Select lines where the word "this" appears.

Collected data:
################
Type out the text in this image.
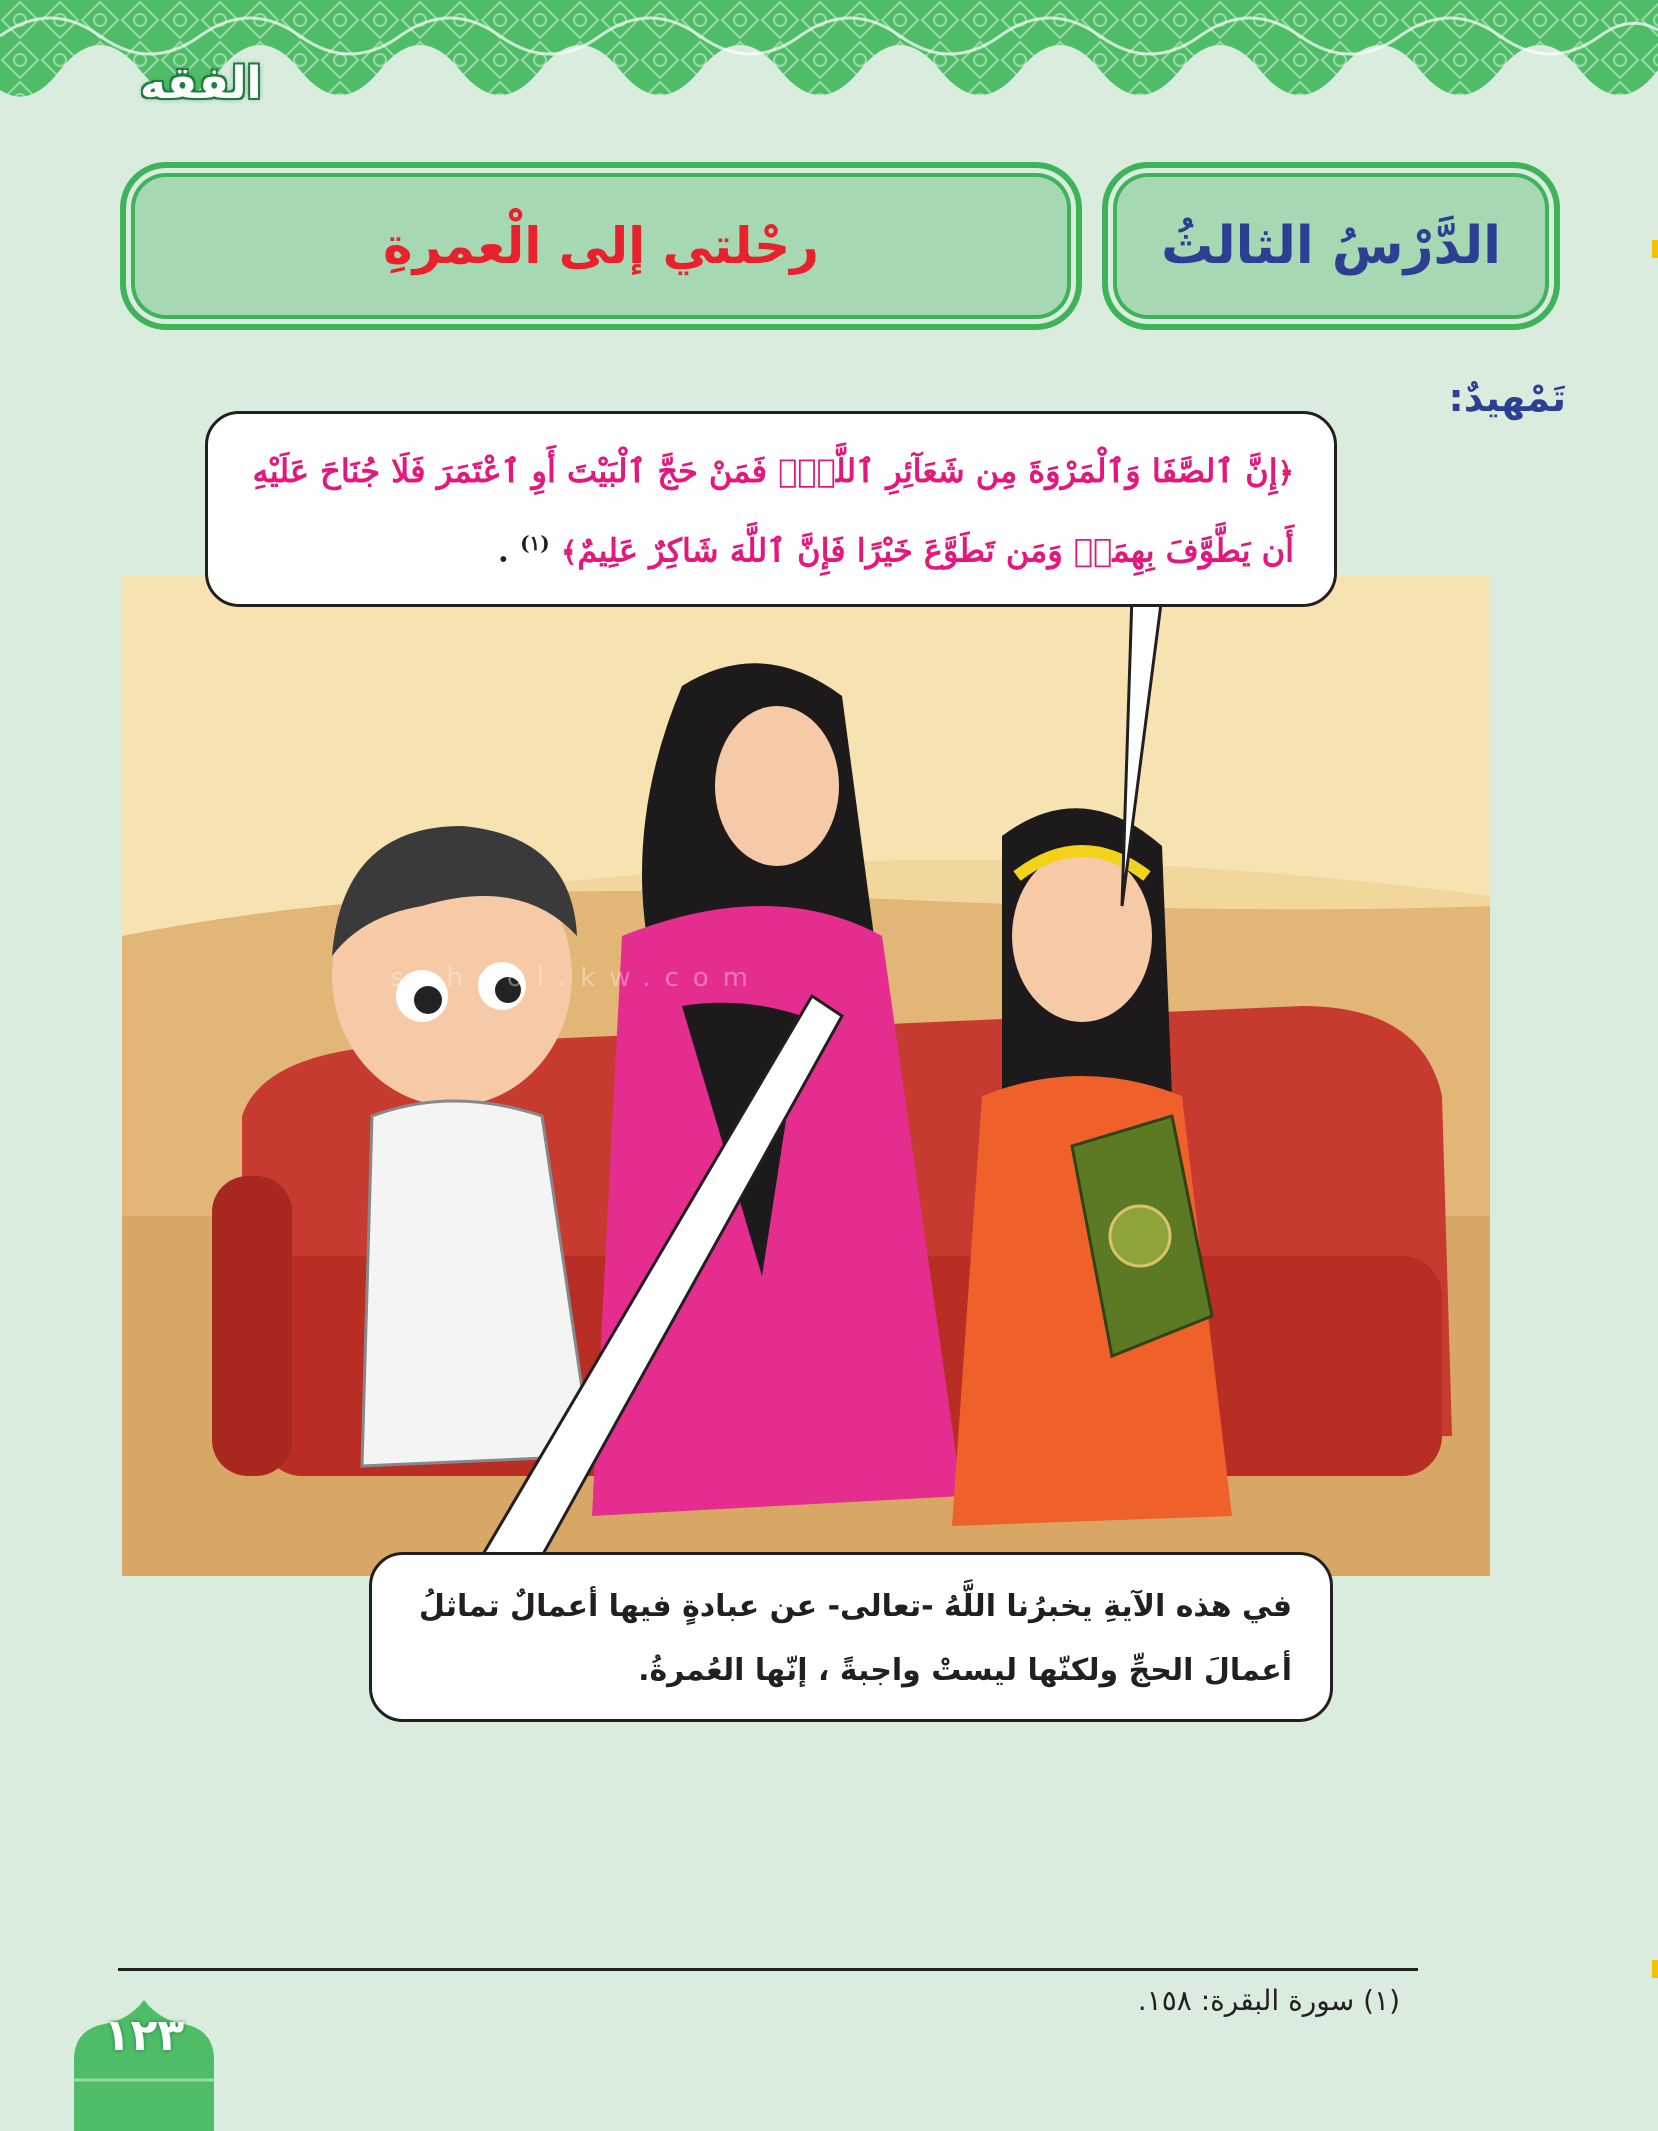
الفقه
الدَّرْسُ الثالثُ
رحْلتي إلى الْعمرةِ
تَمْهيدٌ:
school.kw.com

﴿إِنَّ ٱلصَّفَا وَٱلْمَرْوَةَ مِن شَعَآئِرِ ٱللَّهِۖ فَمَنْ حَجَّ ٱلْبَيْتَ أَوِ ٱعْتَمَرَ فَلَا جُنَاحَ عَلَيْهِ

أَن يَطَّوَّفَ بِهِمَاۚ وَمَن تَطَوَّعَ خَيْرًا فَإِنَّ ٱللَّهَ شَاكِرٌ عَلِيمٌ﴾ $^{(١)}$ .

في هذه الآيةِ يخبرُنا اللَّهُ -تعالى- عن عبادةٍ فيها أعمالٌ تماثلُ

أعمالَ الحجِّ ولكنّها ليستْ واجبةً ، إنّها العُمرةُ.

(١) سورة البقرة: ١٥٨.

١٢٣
################
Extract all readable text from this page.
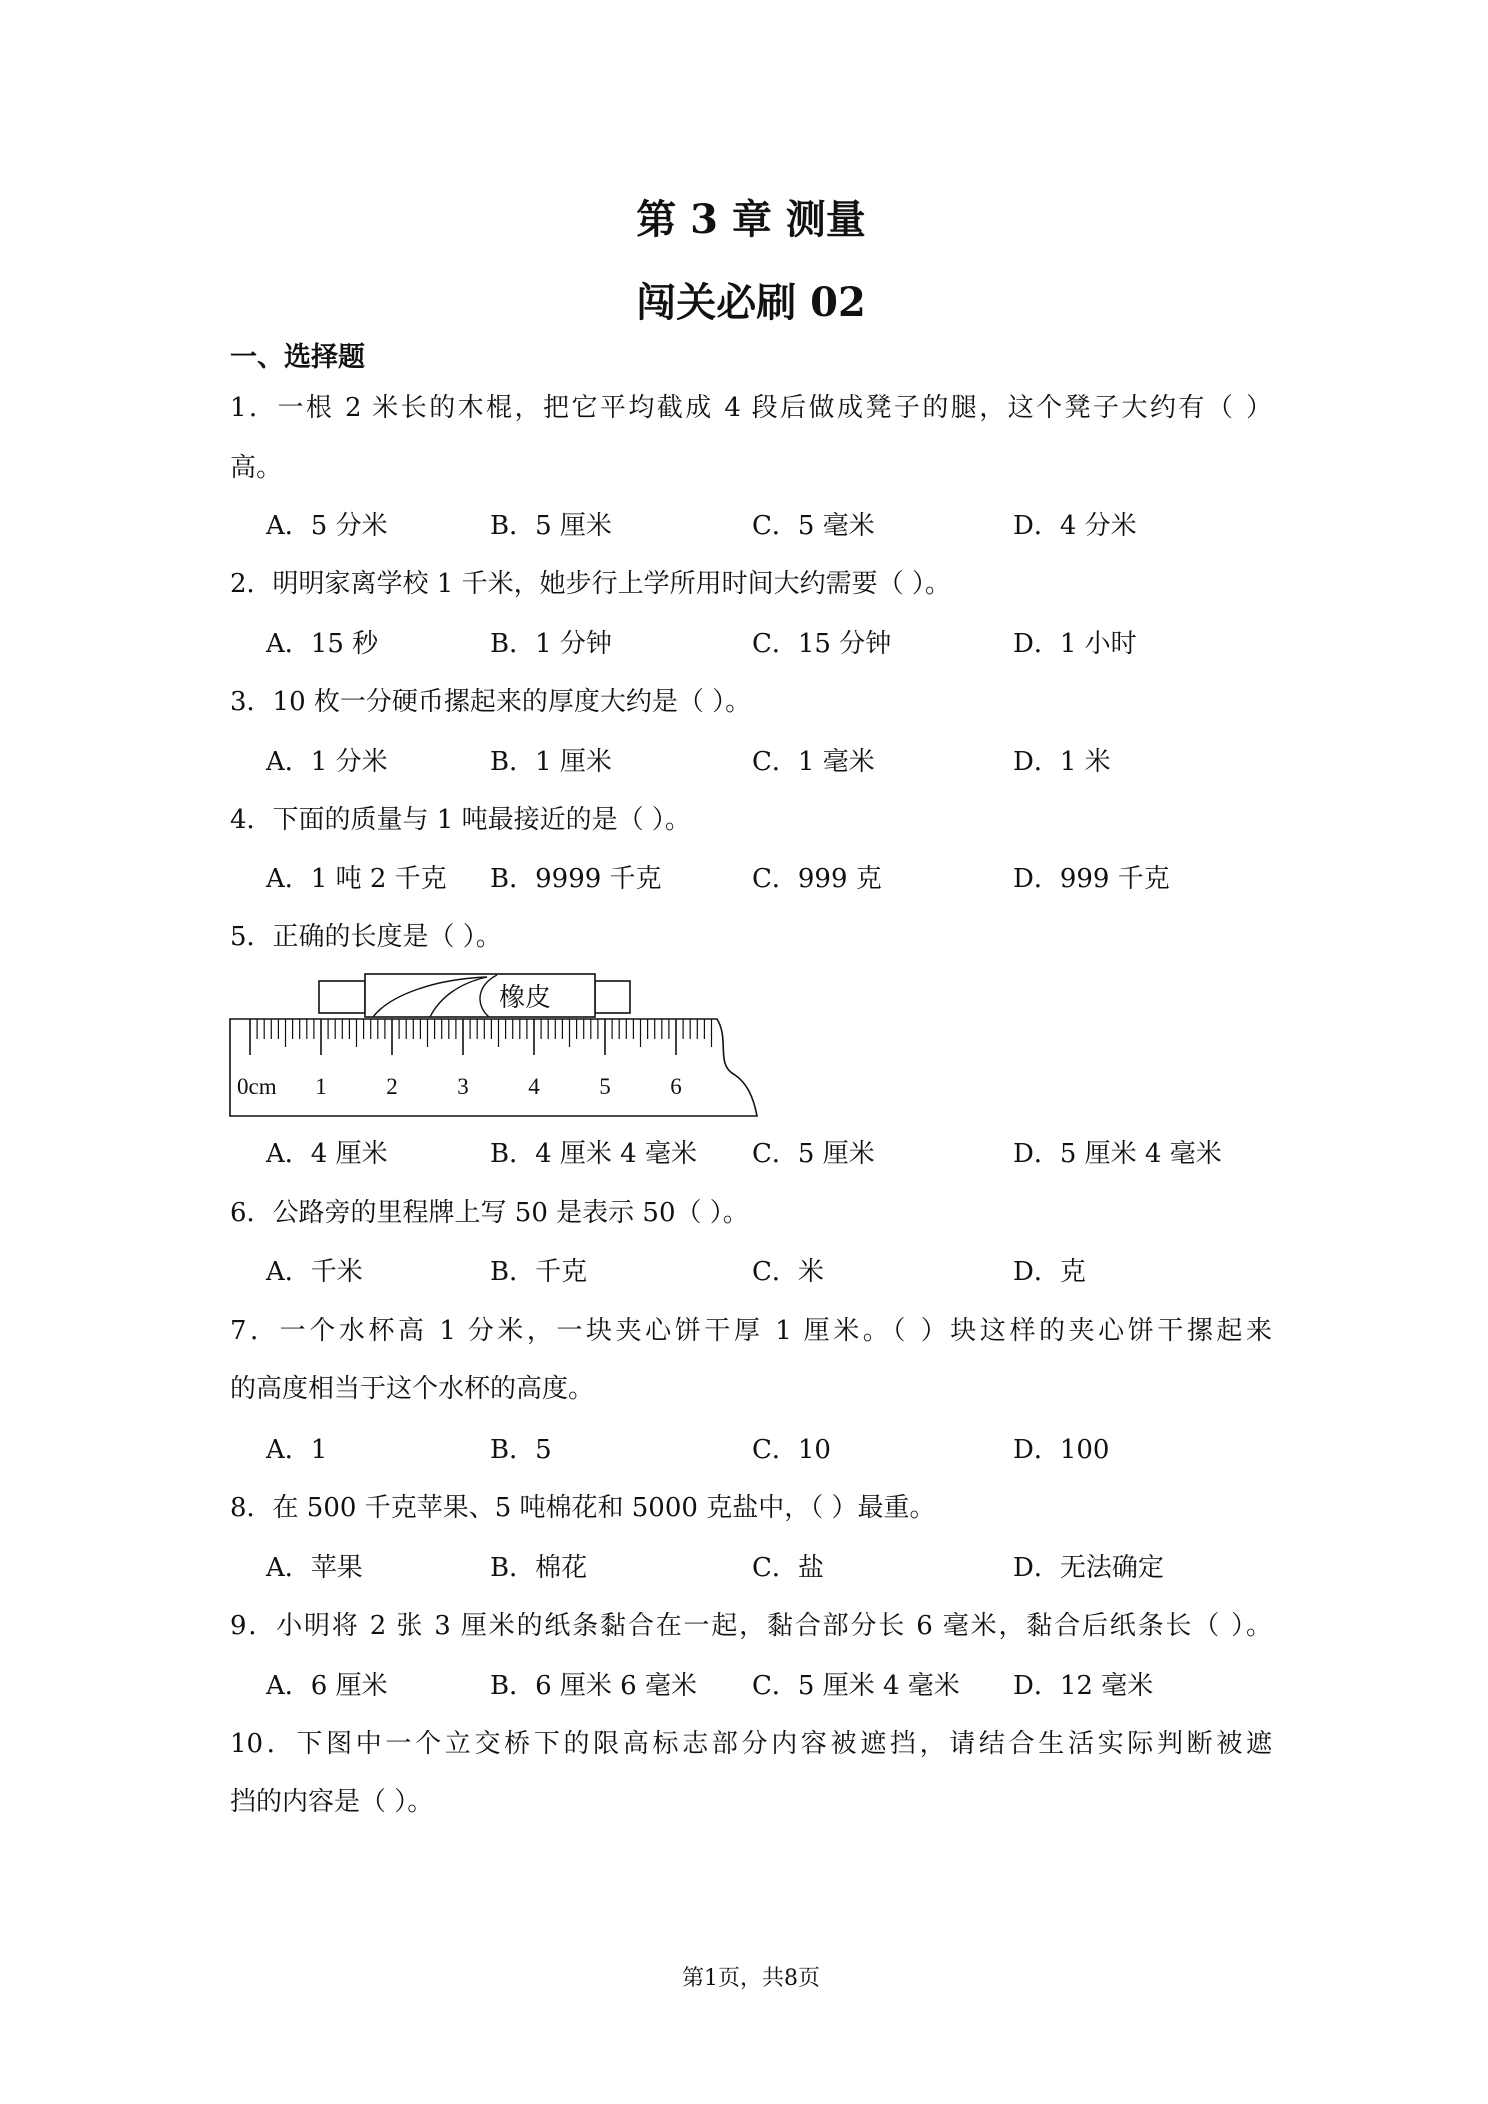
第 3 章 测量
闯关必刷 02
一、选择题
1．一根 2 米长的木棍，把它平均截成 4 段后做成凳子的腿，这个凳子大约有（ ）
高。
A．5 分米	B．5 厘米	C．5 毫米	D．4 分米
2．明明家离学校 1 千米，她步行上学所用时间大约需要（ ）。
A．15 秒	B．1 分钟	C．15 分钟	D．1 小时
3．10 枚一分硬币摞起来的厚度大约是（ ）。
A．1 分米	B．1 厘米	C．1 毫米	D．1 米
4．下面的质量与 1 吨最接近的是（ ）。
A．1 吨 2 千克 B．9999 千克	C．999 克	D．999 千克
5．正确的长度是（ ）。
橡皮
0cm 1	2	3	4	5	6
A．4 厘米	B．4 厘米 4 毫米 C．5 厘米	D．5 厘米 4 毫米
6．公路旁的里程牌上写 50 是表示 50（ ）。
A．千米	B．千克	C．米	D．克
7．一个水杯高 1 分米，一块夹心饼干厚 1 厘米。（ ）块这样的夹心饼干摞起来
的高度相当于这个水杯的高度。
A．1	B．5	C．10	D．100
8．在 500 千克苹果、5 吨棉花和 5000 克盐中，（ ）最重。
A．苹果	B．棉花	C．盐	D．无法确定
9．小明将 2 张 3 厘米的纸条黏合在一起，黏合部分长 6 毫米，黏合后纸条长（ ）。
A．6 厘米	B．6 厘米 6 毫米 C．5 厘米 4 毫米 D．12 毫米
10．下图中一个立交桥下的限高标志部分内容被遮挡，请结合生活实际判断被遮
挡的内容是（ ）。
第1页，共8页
################
§ **Task answer**:
Type out the text in this image.
Extract all readable text from this page.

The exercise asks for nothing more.